Recorded data
-- START --

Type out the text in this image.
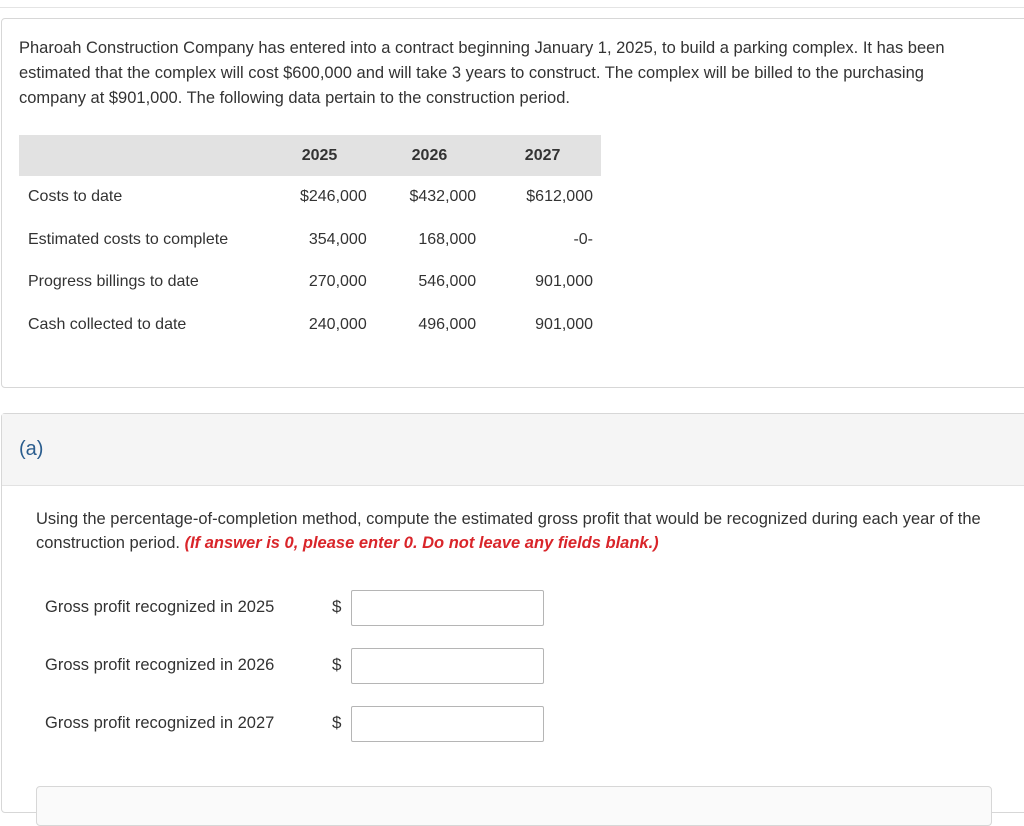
Pharoah Construction Company has entered into a contract beginning January 1, 2025, to build a parking complex. It has been estimated that the complex will cost $600,000 and will take 3 years to construct. The complex will be billed to the purchasing company at $901,000. The following data pertain to the construction period.

	2025	2026	2027
Costs to date	$246,000	$432,000	$612,000
Estimated costs to complete	354,000	168,000	-0-
Progress billings to date	270,000	546,000	901,000
Cash collected to date	240,000	496,000	901,000
(a)

Using the percentage-of-completion method, compute the estimated gross profit that would be recognized during each year of the construction period. (If answer is 0, please enter 0. Do not leave any fields blank.)

Gross profit recognized in 2025	$
Gross profit recognized in 2026	$
Gross profit recognized in 2027	$
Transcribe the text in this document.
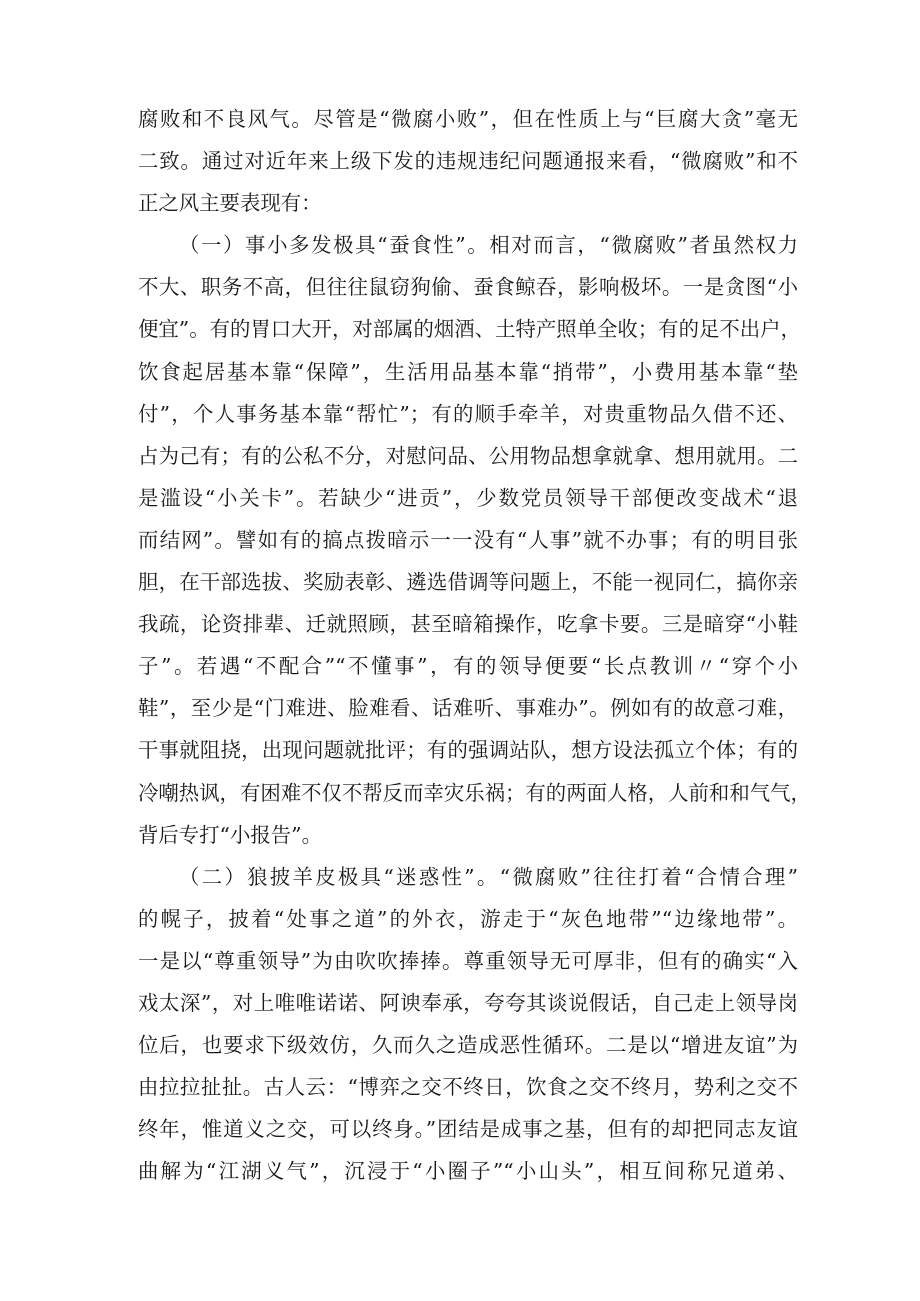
腐败和不良风气。尽管是“微腐小败”，但在性质上与“巨腐大贪”毫无
二致。通过对近年来上级下发的违规违纪问题通报来看，“微腐败”和不
正之风主要表现有：
（一）事小多发极具“蚕食性”。相对而言，“微腐败”者虽然权力
不大、职务不高，但往往鼠窃狗偷、蚕食鲸吞，影响极坏。一是贪图“小
便宜”。有的胃口大开，对部属的烟酒、土特产照单全收；有的足不出户，
饮食起居基本靠“保障”，生活用品基本靠“捎带”，小费用基本靠“垫
付”，个人事务基本靠“帮忙”；有的顺手牵羊，对贵重物品久借不还、
占为己有；有的公私不分，对慰问品、公用物品想拿就拿、想用就用。二
是滥设“小关卡”。若缺少“进贡”，少数党员领导干部便改变战术“退
而结网”。譬如有的搞点拨暗示一一没有“人事”就不办事；有的明目张
胆，在干部选拔、奖励表彰、遴选借调等问题上，不能一视同仁，搞你亲
我疏，论资排辈、迁就照顾，甚至暗箱操作，吃拿卡要。三是暗穿“小鞋
子”。若遇“不配合”“不懂事”，有的领导便要“长点教训〃“穿个小
鞋”，至少是“门难进、脸难看、话难听、事难办”。例如有的故意刁难，
干事就阻挠，出现问题就批评；有的强调站队，想方设法孤立个体；有的
冷嘲热讽，有困难不仅不帮反而幸灾乐祸；有的两面人格，人前和和气气，
背后专打“小报告”。
（二）狼披羊皮极具“迷惑性”。“微腐败”往往打着“合情合理”
的幌子，披着“处事之道”的外衣，游走于“灰色地带”“边缘地带”。
一是以“尊重领导”为由吹吹捧捧。尊重领导无可厚非，但有的确实“入
戏太深”，对上唯唯诺诺、阿谀奉承，夸夸其谈说假话，自己走上领导岗
位后，也要求下级效仿，久而久之造成恶性循环。二是以“增进友谊”为
由拉拉扯扯。古人云：“博弈之交不终日，饮食之交不终月，势利之交不
终年，惟道义之交，可以终身。”团结是成事之基，但有的却把同志友谊
曲解为“江湖义气”，沉浸于“小圈子”“小山头”，相互间称兄道弟、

-- END --

▶ _TASK DESCRIPTION_
From the line containing "Transcribe the text in this document." down to the last line of the entries above, copy each line exactly and nothing more. Leave pictures out.

▶ _TASK ANSWER_
Transcribe the text in this document.
腐败和不良风气。尽管是“微腐小败”，但在性质上与“巨腐大贪”毫无
二致。通过对近年来上级下发的违规违纪问题通报来看，“微腐败”和不
正之风主要表现有：
（一）事小多发极具“蚕食性”。相对而言，“微腐败”者虽然权力
不大、职务不高，但往往鼠窃狗偷、蚕食鲸吞，影响极坏。一是贪图“小
便宜”。有的胃口大开，对部属的烟酒、土特产照单全收；有的足不出户，
饮食起居基本靠“保障”，生活用品基本靠“捎带”，小费用基本靠“垫
付”，个人事务基本靠“帮忙”；有的顺手牵羊，对贵重物品久借不还、
占为己有；有的公私不分，对慰问品、公用物品想拿就拿、想用就用。二
是滥设“小关卡”。若缺少“进贡”，少数党员领导干部便改变战术“退
而结网”。譬如有的搞点拨暗示一一没有“人事”就不办事；有的明目张
胆，在干部选拔、奖励表彰、遴选借调等问题上，不能一视同仁，搞你亲
我疏，论资排辈、迁就照顾，甚至暗箱操作，吃拿卡要。三是暗穿“小鞋
子”。若遇“不配合”“不懂事”，有的领导便要“长点教训〃“穿个小
鞋”，至少是“门难进、脸难看、话难听、事难办”。例如有的故意刁难，
干事就阻挠，出现问题就批评；有的强调站队，想方设法孤立个体；有的
冷嘲热讽，有困难不仅不帮反而幸灾乐祸；有的两面人格，人前和和气气，
背后专打“小报告”。
（二）狼披羊皮极具“迷惑性”。“微腐败”往往打着“合情合理”
的幌子，披着“处事之道”的外衣，游走于“灰色地带”“边缘地带”。
一是以“尊重领导”为由吹吹捧捧。尊重领导无可厚非，但有的确实“入
戏太深”，对上唯唯诺诺、阿谀奉承，夸夸其谈说假话，自己走上领导岗
位后，也要求下级效仿，久而久之造成恶性循环。二是以“增进友谊”为
由拉拉扯扯。古人云：“博弈之交不终日，饮食之交不终月，势利之交不
终年，惟道义之交，可以终身。”团结是成事之基，但有的却把同志友谊
曲解为“江湖义气”，沉浸于“小圈子”“小山头”，相互间称兄道弟、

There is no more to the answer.